* Given information:
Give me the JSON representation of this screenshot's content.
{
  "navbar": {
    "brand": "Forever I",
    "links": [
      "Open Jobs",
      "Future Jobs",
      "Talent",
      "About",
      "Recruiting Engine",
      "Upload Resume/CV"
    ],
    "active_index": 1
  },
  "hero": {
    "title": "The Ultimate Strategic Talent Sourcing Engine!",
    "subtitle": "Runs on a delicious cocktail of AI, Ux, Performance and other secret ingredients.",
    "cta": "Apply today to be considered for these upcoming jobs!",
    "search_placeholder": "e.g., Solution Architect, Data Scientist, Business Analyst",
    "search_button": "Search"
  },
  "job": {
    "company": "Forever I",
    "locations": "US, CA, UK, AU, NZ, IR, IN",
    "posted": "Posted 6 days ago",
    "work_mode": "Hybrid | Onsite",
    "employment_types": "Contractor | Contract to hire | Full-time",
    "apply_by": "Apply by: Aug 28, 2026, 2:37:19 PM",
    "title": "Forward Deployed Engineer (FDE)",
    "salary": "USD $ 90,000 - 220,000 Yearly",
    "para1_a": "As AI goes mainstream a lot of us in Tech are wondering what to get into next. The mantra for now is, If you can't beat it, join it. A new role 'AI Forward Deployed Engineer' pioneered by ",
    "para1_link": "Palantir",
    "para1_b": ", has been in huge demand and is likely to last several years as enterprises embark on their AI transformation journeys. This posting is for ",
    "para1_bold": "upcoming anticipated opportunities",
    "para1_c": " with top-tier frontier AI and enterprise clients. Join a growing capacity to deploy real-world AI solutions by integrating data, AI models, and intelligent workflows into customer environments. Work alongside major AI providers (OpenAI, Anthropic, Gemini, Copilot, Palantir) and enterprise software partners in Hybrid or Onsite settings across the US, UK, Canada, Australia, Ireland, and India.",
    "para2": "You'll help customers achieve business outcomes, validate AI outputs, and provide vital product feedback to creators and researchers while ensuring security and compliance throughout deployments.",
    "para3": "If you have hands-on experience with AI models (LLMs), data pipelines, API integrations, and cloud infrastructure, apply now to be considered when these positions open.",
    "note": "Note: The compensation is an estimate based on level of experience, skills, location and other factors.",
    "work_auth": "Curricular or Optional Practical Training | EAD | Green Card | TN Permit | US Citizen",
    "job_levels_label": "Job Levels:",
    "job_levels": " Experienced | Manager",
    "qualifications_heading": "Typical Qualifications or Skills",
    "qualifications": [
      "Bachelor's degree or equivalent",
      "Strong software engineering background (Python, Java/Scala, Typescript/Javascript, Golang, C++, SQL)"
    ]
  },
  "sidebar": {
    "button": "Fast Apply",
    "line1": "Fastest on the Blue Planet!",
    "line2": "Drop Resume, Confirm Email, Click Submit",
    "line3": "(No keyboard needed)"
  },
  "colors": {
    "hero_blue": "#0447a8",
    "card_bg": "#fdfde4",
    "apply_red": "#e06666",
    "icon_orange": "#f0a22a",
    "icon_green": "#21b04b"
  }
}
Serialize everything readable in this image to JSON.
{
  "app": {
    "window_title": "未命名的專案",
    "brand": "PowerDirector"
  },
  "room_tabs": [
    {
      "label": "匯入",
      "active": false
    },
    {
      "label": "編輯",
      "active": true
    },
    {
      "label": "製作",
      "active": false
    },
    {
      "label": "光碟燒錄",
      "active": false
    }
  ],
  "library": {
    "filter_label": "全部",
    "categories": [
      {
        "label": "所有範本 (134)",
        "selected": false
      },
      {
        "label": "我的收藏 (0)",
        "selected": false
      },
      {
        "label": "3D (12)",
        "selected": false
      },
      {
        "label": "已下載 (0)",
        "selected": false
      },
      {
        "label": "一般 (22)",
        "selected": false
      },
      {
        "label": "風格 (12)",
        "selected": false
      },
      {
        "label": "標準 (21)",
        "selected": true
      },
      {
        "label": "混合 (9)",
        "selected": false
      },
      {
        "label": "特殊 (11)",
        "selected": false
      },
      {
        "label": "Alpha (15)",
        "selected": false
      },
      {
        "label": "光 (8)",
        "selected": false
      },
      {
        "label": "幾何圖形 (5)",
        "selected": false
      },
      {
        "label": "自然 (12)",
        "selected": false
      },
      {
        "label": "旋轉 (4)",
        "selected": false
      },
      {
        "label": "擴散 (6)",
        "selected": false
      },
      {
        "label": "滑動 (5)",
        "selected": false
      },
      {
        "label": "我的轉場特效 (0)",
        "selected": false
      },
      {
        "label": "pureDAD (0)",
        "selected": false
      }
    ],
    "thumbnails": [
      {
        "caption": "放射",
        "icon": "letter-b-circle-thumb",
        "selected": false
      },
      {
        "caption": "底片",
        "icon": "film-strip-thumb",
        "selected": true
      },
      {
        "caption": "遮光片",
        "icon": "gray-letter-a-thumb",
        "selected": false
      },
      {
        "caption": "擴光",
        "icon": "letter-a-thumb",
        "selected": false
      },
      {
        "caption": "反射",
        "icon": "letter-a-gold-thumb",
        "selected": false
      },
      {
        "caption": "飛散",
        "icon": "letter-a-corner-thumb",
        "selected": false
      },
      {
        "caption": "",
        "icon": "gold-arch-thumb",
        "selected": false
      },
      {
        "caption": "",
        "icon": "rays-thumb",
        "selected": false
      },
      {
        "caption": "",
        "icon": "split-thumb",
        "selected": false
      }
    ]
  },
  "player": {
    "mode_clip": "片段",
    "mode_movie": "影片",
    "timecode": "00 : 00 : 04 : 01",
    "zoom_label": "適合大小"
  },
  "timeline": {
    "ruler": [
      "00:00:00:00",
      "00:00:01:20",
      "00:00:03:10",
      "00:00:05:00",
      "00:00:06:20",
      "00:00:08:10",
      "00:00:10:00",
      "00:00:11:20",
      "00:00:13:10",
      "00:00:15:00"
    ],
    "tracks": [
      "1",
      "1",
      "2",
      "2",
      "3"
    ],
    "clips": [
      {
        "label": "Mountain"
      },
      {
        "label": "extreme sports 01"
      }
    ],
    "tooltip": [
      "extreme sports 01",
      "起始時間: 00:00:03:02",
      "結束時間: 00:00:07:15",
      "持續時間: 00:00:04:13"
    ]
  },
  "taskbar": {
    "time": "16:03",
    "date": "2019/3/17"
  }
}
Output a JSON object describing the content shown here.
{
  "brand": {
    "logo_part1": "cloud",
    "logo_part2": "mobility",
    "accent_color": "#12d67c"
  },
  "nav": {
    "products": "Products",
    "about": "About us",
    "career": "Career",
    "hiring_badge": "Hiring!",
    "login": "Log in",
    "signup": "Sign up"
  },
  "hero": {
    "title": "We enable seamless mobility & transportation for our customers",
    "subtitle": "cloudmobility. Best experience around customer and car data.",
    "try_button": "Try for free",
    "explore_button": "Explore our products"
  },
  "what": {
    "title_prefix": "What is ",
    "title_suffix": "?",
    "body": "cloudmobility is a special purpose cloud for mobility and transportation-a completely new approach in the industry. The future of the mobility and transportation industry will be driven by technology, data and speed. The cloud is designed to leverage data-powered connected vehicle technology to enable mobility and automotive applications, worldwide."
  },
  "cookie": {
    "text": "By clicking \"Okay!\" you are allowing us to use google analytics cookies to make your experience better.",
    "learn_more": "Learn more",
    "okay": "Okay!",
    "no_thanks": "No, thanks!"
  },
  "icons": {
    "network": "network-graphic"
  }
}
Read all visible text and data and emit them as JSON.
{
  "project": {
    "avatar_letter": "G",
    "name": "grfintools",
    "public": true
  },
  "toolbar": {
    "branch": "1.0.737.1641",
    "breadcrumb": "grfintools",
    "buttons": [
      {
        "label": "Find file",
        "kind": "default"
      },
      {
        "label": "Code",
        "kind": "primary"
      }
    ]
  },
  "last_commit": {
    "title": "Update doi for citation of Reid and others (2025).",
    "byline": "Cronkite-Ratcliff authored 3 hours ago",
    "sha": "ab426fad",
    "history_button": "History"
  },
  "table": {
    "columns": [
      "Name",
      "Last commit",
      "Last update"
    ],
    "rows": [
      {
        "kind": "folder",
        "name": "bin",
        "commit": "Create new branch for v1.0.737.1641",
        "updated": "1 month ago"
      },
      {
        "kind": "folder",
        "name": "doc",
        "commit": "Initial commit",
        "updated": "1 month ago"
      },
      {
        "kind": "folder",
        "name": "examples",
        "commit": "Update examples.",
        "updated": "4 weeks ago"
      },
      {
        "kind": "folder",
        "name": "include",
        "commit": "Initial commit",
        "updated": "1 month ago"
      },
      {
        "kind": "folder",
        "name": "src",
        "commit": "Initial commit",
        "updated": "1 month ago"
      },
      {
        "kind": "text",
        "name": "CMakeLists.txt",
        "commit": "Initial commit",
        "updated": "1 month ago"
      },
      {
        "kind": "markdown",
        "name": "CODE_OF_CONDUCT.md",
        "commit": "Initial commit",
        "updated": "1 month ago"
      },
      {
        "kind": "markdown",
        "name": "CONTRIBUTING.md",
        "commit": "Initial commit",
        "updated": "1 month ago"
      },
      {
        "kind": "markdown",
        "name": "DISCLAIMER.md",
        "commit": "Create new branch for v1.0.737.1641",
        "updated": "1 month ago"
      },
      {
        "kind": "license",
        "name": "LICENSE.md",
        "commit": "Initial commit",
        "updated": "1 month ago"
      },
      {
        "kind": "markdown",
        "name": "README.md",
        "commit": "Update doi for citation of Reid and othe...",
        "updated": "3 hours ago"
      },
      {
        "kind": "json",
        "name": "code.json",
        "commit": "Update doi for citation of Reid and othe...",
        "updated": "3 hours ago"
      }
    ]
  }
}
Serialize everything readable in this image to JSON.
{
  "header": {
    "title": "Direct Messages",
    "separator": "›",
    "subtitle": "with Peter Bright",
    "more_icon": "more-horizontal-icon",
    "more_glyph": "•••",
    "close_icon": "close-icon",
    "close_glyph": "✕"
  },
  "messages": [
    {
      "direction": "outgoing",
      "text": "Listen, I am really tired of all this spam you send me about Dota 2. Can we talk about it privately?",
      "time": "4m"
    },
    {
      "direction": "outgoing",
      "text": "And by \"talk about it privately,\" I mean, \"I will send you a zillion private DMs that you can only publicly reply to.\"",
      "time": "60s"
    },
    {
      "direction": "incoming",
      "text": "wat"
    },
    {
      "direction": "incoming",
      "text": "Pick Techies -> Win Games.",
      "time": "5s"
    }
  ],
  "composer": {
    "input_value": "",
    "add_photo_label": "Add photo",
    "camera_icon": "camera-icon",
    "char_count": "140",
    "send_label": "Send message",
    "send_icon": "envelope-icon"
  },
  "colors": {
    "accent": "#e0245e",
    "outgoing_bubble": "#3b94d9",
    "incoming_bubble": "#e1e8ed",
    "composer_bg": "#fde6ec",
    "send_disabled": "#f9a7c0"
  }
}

* Aim of the task:
Give a single number: the count of lines above that include the word "Talent".

* Result of the task:
2